[start of Listing]
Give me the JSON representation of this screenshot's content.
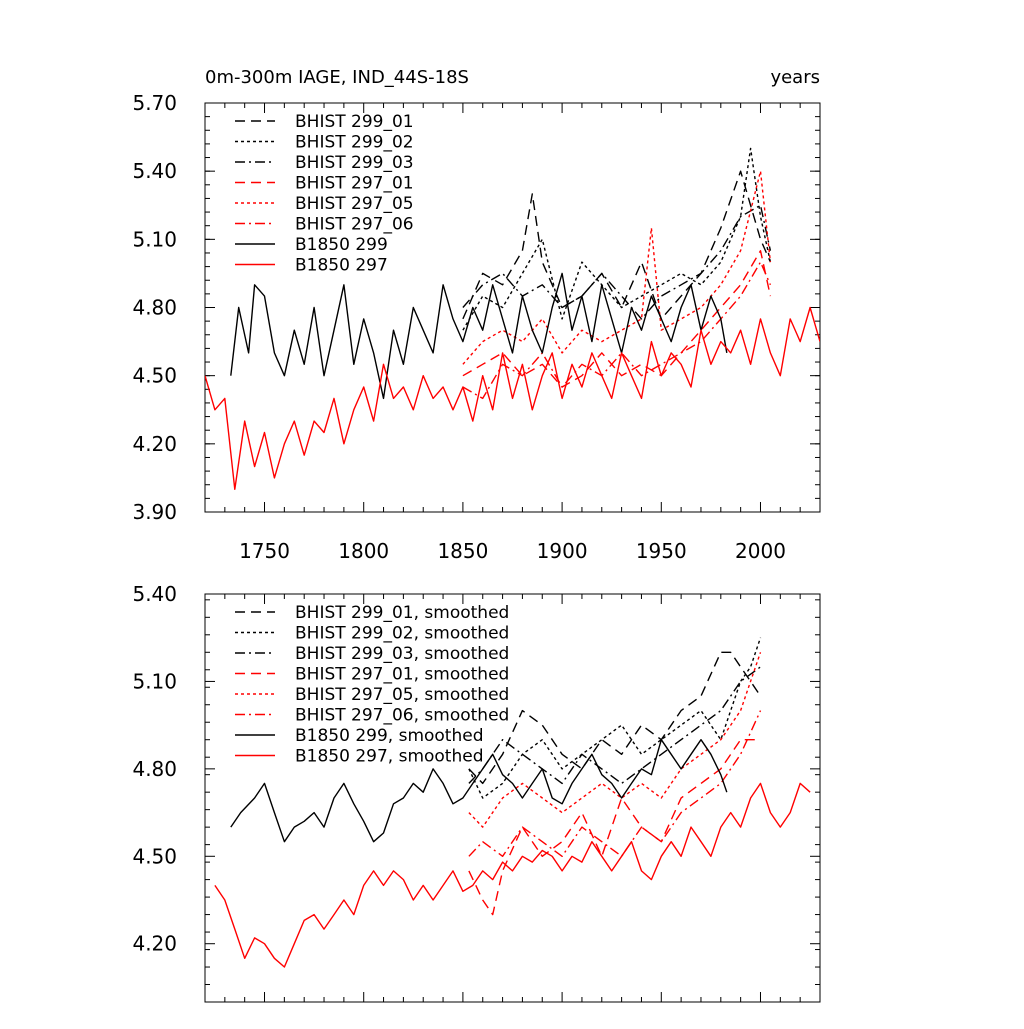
{
  "chart_data": [
    {
      "type": "line",
      "title": "0m-300m IAGE, IND_44S-18S",
      "units_label": "years",
      "xlim": [
        1720,
        2030
      ],
      "ylim": [
        3.9,
        5.7
      ],
      "x_ticks": [
        1750,
        1800,
        1850,
        1900,
        1950,
        2000
      ],
      "x_tick_labels": [
        "1750",
        "1800",
        "1850",
        "1900",
        "1950",
        "2000"
      ],
      "y_ticks": [
        3.9,
        4.2,
        4.5,
        4.8,
        5.1,
        5.4,
        5.7
      ],
      "y_tick_labels": [
        "3.90",
        "4.20",
        "4.50",
        "4.80",
        "5.10",
        "5.40",
        "5.70"
      ],
      "legend_position": "top-left",
      "series": [
        {
          "name": "BHIST 299_01",
          "color": "#000000",
          "dash": "dash",
          "x": [
            1850,
            1860,
            1870,
            1880,
            1885,
            1890,
            1900,
            1910,
            1920,
            1930,
            1940,
            1950,
            1960,
            1970,
            1980,
            1990,
            2000,
            2005
          ],
          "y": [
            4.75,
            4.95,
            4.9,
            5.05,
            5.3,
            5.0,
            4.8,
            4.85,
            4.95,
            4.8,
            5.0,
            4.75,
            4.85,
            4.95,
            5.15,
            5.4,
            5.1,
            5.0
          ]
        },
        {
          "name": "BHIST 299_02",
          "color": "#000000",
          "dash": "dot",
          "x": [
            1850,
            1860,
            1870,
            1880,
            1890,
            1900,
            1910,
            1920,
            1930,
            1940,
            1950,
            1960,
            1970,
            1980,
            1990,
            1995,
            2000,
            2005
          ],
          "y": [
            4.7,
            4.85,
            4.8,
            4.95,
            5.1,
            4.75,
            5.0,
            4.9,
            4.8,
            4.85,
            4.9,
            4.95,
            4.9,
            5.0,
            5.2,
            5.5,
            5.2,
            5.0
          ]
        },
        {
          "name": "BHIST 299_03",
          "color": "#000000",
          "dash": "dashdot",
          "x": [
            1850,
            1860,
            1870,
            1880,
            1890,
            1900,
            1910,
            1920,
            1930,
            1940,
            1950,
            1960,
            1970,
            1980,
            1990,
            2000,
            2005
          ],
          "y": [
            4.8,
            4.9,
            4.95,
            4.85,
            4.9,
            4.8,
            4.85,
            4.95,
            4.85,
            4.75,
            4.85,
            4.9,
            4.95,
            5.05,
            5.2,
            5.25,
            5.05
          ]
        },
        {
          "name": "BHIST 297_01",
          "color": "#ff0000",
          "dash": "dash",
          "x": [
            1850,
            1860,
            1870,
            1880,
            1890,
            1900,
            1910,
            1920,
            1930,
            1940,
            1950,
            1960,
            1970,
            1980,
            1990,
            2000,
            2005
          ],
          "y": [
            4.5,
            4.55,
            4.6,
            4.5,
            4.55,
            4.45,
            4.5,
            4.6,
            4.5,
            4.55,
            4.5,
            4.6,
            4.7,
            4.8,
            4.9,
            5.05,
            4.85
          ]
        },
        {
          "name": "BHIST 297_05",
          "color": "#ff0000",
          "dash": "dot",
          "x": [
            1850,
            1860,
            1870,
            1880,
            1890,
            1900,
            1910,
            1920,
            1930,
            1940,
            1945,
            1950,
            1960,
            1970,
            1980,
            1990,
            2000,
            2005
          ],
          "y": [
            4.55,
            4.65,
            4.7,
            4.65,
            4.75,
            4.6,
            4.7,
            4.65,
            4.7,
            4.75,
            5.15,
            4.7,
            4.75,
            4.8,
            4.9,
            5.05,
            5.4,
            5.0
          ]
        },
        {
          "name": "BHIST 297_06",
          "color": "#ff0000",
          "dash": "dashdot",
          "x": [
            1850,
            1860,
            1870,
            1880,
            1890,
            1900,
            1910,
            1920,
            1930,
            1940,
            1950,
            1960,
            1970,
            1980,
            1990,
            2000,
            2005
          ],
          "y": [
            4.45,
            4.4,
            4.55,
            4.5,
            4.6,
            4.45,
            4.55,
            4.5,
            4.6,
            4.5,
            4.55,
            4.6,
            4.65,
            4.75,
            4.85,
            5.0,
            4.9
          ]
        },
        {
          "name": "B1850 299",
          "color": "#000000",
          "dash": "solid",
          "x": [
            1733,
            1737,
            1742,
            1745,
            1750,
            1755,
            1760,
            1765,
            1770,
            1775,
            1780,
            1785,
            1790,
            1795,
            1800,
            1805,
            1810,
            1815,
            1820,
            1825,
            1830,
            1835,
            1840,
            1845,
            1850,
            1855,
            1860,
            1865,
            1870,
            1875,
            1880,
            1885,
            1890,
            1895,
            1900,
            1905,
            1910,
            1915,
            1920,
            1925,
            1930,
            1935,
            1940,
            1945,
            1950,
            1955,
            1960,
            1965,
            1970,
            1975,
            1980,
            1983
          ],
          "y": [
            4.5,
            4.8,
            4.6,
            4.9,
            4.85,
            4.6,
            4.5,
            4.7,
            4.55,
            4.8,
            4.5,
            4.7,
            4.9,
            4.55,
            4.75,
            4.6,
            4.4,
            4.7,
            4.55,
            4.8,
            4.7,
            4.6,
            4.9,
            4.75,
            4.65,
            4.8,
            4.7,
            4.9,
            4.75,
            4.6,
            4.85,
            4.7,
            4.6,
            4.8,
            4.95,
            4.7,
            4.85,
            4.65,
            4.9,
            4.75,
            4.6,
            4.8,
            4.7,
            4.85,
            4.75,
            4.65,
            4.8,
            4.9,
            4.7,
            4.85,
            4.75,
            4.6
          ]
        },
        {
          "name": "B1850 297",
          "color": "#ff0000",
          "dash": "solid",
          "x": [
            1720,
            1725,
            1730,
            1735,
            1740,
            1745,
            1750,
            1755,
            1760,
            1765,
            1770,
            1775,
            1780,
            1785,
            1790,
            1795,
            1800,
            1805,
            1810,
            1815,
            1820,
            1825,
            1830,
            1835,
            1840,
            1845,
            1850,
            1855,
            1860,
            1865,
            1870,
            1875,
            1880,
            1885,
            1890,
            1895,
            1900,
            1905,
            1910,
            1915,
            1920,
            1925,
            1930,
            1935,
            1940,
            1945,
            1950,
            1955,
            1960,
            1965,
            1970,
            1975,
            1980,
            1985,
            1990,
            1995,
            2000,
            2005,
            2010,
            2015,
            2020,
            2025,
            2030
          ],
          "y": [
            4.5,
            4.35,
            4.4,
            4.0,
            4.3,
            4.1,
            4.25,
            4.05,
            4.2,
            4.3,
            4.15,
            4.3,
            4.25,
            4.4,
            4.2,
            4.35,
            4.45,
            4.3,
            4.55,
            4.4,
            4.45,
            4.35,
            4.5,
            4.4,
            4.45,
            4.35,
            4.45,
            4.3,
            4.5,
            4.35,
            4.6,
            4.4,
            4.55,
            4.35,
            4.5,
            4.6,
            4.4,
            4.55,
            4.45,
            4.6,
            4.5,
            4.4,
            4.6,
            4.5,
            4.4,
            4.65,
            4.5,
            4.6,
            4.55,
            4.45,
            4.7,
            4.55,
            4.65,
            4.6,
            4.7,
            4.55,
            4.75,
            4.6,
            4.5,
            4.75,
            4.65,
            4.8,
            4.65
          ]
        }
      ]
    },
    {
      "type": "line",
      "xlim": [
        1720,
        2030
      ],
      "ylim": [
        4.0,
        5.4
      ],
      "x_ticks": [
        1750,
        1800,
        1850,
        1900,
        1950,
        2000
      ],
      "y_ticks": [
        4.2,
        4.5,
        4.8,
        5.1,
        5.4
      ],
      "y_tick_labels": [
        "4.20",
        "4.50",
        "4.80",
        "5.10",
        "5.40"
      ],
      "legend_position": "top-left",
      "series": [
        {
          "name": "BHIST 299_01, smoothed",
          "color": "#000000",
          "dash": "dash",
          "x": [
            1853,
            1860,
            1870,
            1880,
            1890,
            1900,
            1910,
            1920,
            1930,
            1940,
            1950,
            1960,
            1970,
            1980,
            1985,
            1990,
            1995,
            2000
          ],
          "y": [
            4.8,
            4.75,
            4.85,
            5.0,
            4.95,
            4.85,
            4.8,
            4.9,
            4.85,
            4.95,
            4.9,
            5.0,
            5.05,
            5.2,
            5.2,
            5.15,
            5.1,
            5.05
          ]
        },
        {
          "name": "BHIST 299_02, smoothed",
          "color": "#000000",
          "dash": "dot",
          "x": [
            1853,
            1860,
            1870,
            1880,
            1890,
            1900,
            1910,
            1920,
            1930,
            1940,
            1950,
            1960,
            1970,
            1980,
            1990,
            1995,
            2000
          ],
          "y": [
            4.8,
            4.7,
            4.75,
            4.85,
            4.9,
            4.8,
            4.85,
            4.9,
            4.95,
            4.85,
            4.9,
            4.95,
            5.0,
            4.9,
            5.1,
            5.15,
            5.25
          ]
        },
        {
          "name": "BHIST 299_03, smoothed",
          "color": "#000000",
          "dash": "dashdot",
          "x": [
            1853,
            1860,
            1870,
            1880,
            1890,
            1900,
            1910,
            1920,
            1930,
            1940,
            1950,
            1960,
            1970,
            1980,
            1990,
            2000
          ],
          "y": [
            4.75,
            4.8,
            4.9,
            4.85,
            4.8,
            4.75,
            4.85,
            4.8,
            4.75,
            4.8,
            4.85,
            4.9,
            4.95,
            5.0,
            5.1,
            5.15
          ]
        },
        {
          "name": "BHIST 297_01, smoothed",
          "color": "#ff0000",
          "dash": "dash",
          "x": [
            1853,
            1860,
            1865,
            1870,
            1880,
            1890,
            1900,
            1910,
            1920,
            1930,
            1940,
            1950,
            1960,
            1970,
            1980,
            1990,
            2000
          ],
          "y": [
            4.45,
            4.35,
            4.3,
            4.45,
            4.6,
            4.5,
            4.55,
            4.65,
            4.5,
            4.7,
            4.6,
            4.55,
            4.7,
            4.75,
            4.8,
            4.9,
            4.9
          ]
        },
        {
          "name": "BHIST 297_05, smoothed",
          "color": "#ff0000",
          "dash": "dot",
          "x": [
            1853,
            1860,
            1870,
            1880,
            1890,
            1900,
            1910,
            1920,
            1930,
            1940,
            1950,
            1960,
            1970,
            1980,
            1990,
            2000
          ],
          "y": [
            4.65,
            4.6,
            4.7,
            4.75,
            4.7,
            4.65,
            4.7,
            4.75,
            4.7,
            4.75,
            4.7,
            4.8,
            4.85,
            4.9,
            5.0,
            5.2
          ]
        },
        {
          "name": "BHIST 297_06, smoothed",
          "color": "#ff0000",
          "dash": "dashdot",
          "x": [
            1853,
            1860,
            1870,
            1880,
            1890,
            1900,
            1910,
            1920,
            1930,
            1940,
            1950,
            1960,
            1970,
            1980,
            1990,
            2000
          ],
          "y": [
            4.5,
            4.55,
            4.5,
            4.6,
            4.55,
            4.5,
            4.6,
            4.55,
            4.5,
            4.6,
            4.55,
            4.65,
            4.7,
            4.75,
            4.85,
            5.0
          ]
        },
        {
          "name": "B1850 299, smoothed",
          "color": "#000000",
          "dash": "solid",
          "x": [
            1733,
            1738,
            1745,
            1750,
            1755,
            1760,
            1765,
            1770,
            1775,
            1780,
            1785,
            1790,
            1795,
            1800,
            1805,
            1810,
            1815,
            1820,
            1825,
            1830,
            1835,
            1840,
            1845,
            1850,
            1855,
            1860,
            1865,
            1870,
            1875,
            1880,
            1885,
            1890,
            1895,
            1900,
            1905,
            1910,
            1915,
            1920,
            1925,
            1930,
            1935,
            1940,
            1945,
            1950,
            1955,
            1960,
            1965,
            1970,
            1975,
            1980,
            1983
          ],
          "y": [
            4.6,
            4.65,
            4.7,
            4.75,
            4.65,
            4.55,
            4.6,
            4.62,
            4.65,
            4.6,
            4.7,
            4.75,
            4.68,
            4.62,
            4.55,
            4.58,
            4.68,
            4.7,
            4.75,
            4.72,
            4.8,
            4.75,
            4.68,
            4.7,
            4.75,
            4.8,
            4.85,
            4.78,
            4.75,
            4.7,
            4.75,
            4.8,
            4.7,
            4.68,
            4.75,
            4.8,
            4.85,
            4.78,
            4.75,
            4.7,
            4.75,
            4.8,
            4.78,
            4.9,
            4.85,
            4.8,
            4.85,
            4.9,
            4.85,
            4.78,
            4.72
          ]
        },
        {
          "name": "B1850 297, smoothed",
          "color": "#ff0000",
          "dash": "solid",
          "x": [
            1725,
            1730,
            1735,
            1740,
            1745,
            1750,
            1755,
            1760,
            1765,
            1770,
            1775,
            1780,
            1785,
            1790,
            1795,
            1800,
            1805,
            1810,
            1815,
            1820,
            1825,
            1830,
            1835,
            1840,
            1845,
            1850,
            1855,
            1860,
            1865,
            1870,
            1875,
            1880,
            1885,
            1890,
            1895,
            1900,
            1905,
            1910,
            1915,
            1920,
            1925,
            1930,
            1935,
            1940,
            1945,
            1950,
            1955,
            1960,
            1965,
            1970,
            1975,
            1980,
            1985,
            1990,
            1995,
            2000,
            2005,
            2010,
            2015,
            2020,
            2025
          ],
          "y": [
            4.4,
            4.35,
            4.25,
            4.15,
            4.22,
            4.2,
            4.15,
            4.12,
            4.2,
            4.28,
            4.3,
            4.25,
            4.3,
            4.35,
            4.3,
            4.4,
            4.45,
            4.4,
            4.45,
            4.42,
            4.35,
            4.4,
            4.35,
            4.4,
            4.45,
            4.38,
            4.4,
            4.45,
            4.42,
            4.48,
            4.45,
            4.5,
            4.48,
            4.52,
            4.5,
            4.45,
            4.5,
            4.48,
            4.55,
            4.5,
            4.45,
            4.5,
            4.55,
            4.45,
            4.42,
            4.5,
            4.55,
            4.5,
            4.6,
            4.55,
            4.5,
            4.6,
            4.65,
            4.6,
            4.7,
            4.75,
            4.65,
            4.6,
            4.65,
            4.75,
            4.72
          ]
        }
      ]
    }
  ]
}
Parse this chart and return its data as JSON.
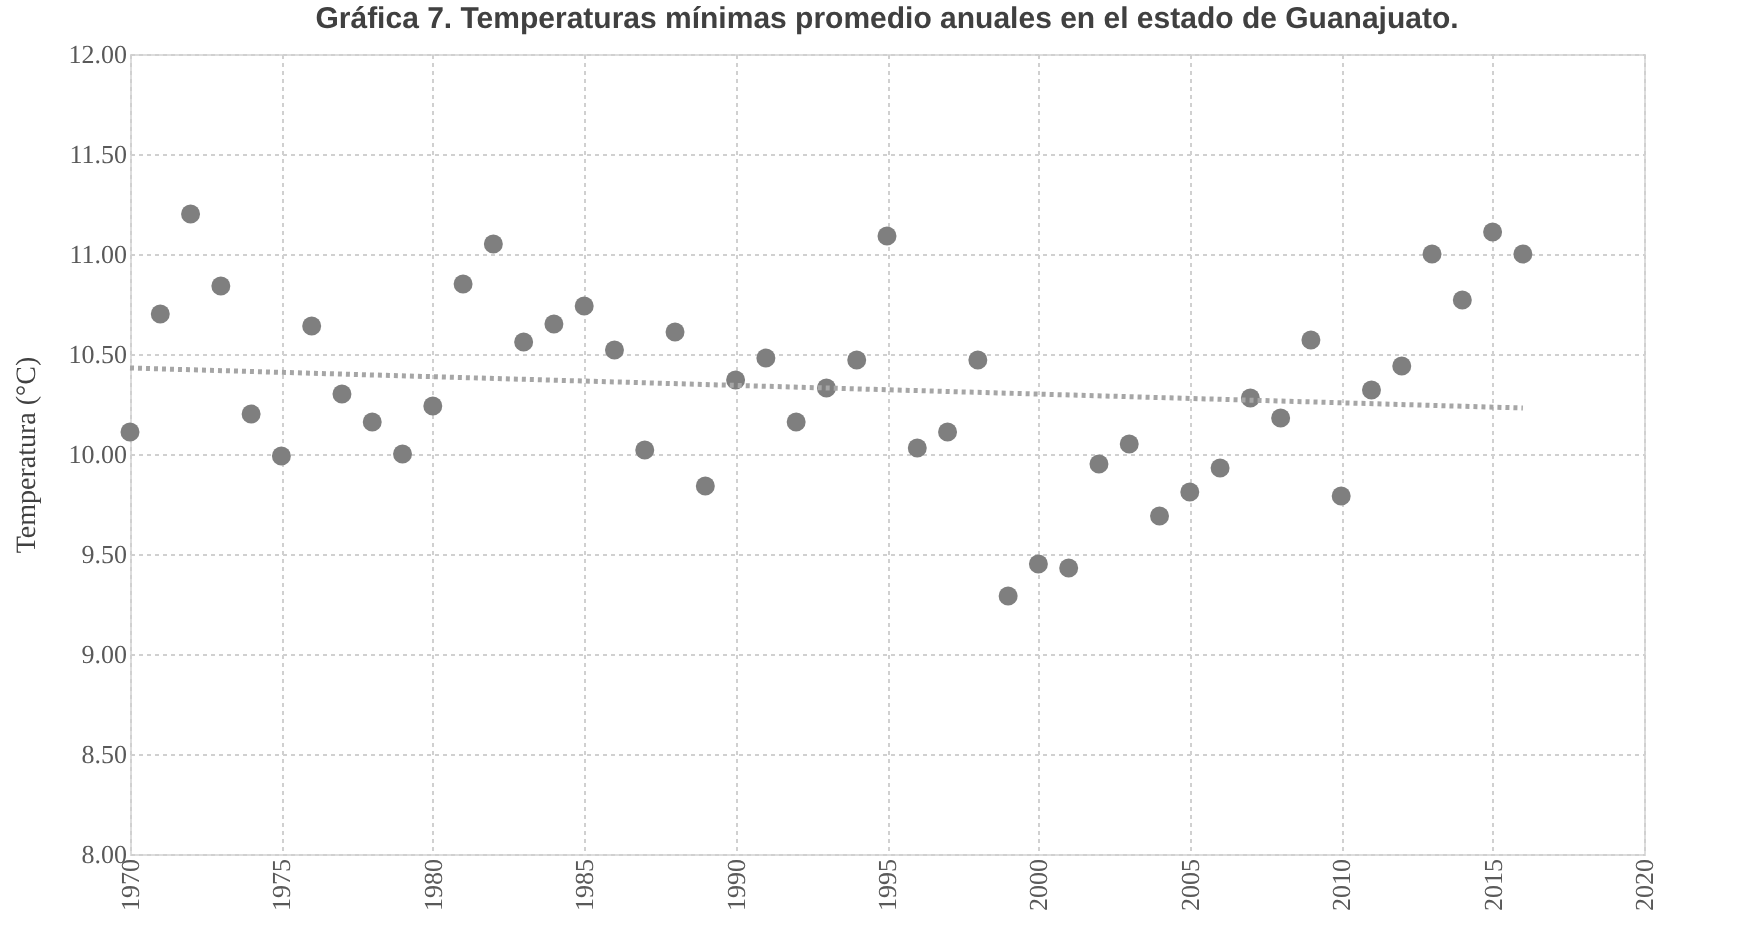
[end of Listing]
**Goal:** From the entries above, return each line with the word "this" in it.

**Exercise answer:**
Give me the JSON representation of this screenshot's content.
Parse this chart and return its data as JSON.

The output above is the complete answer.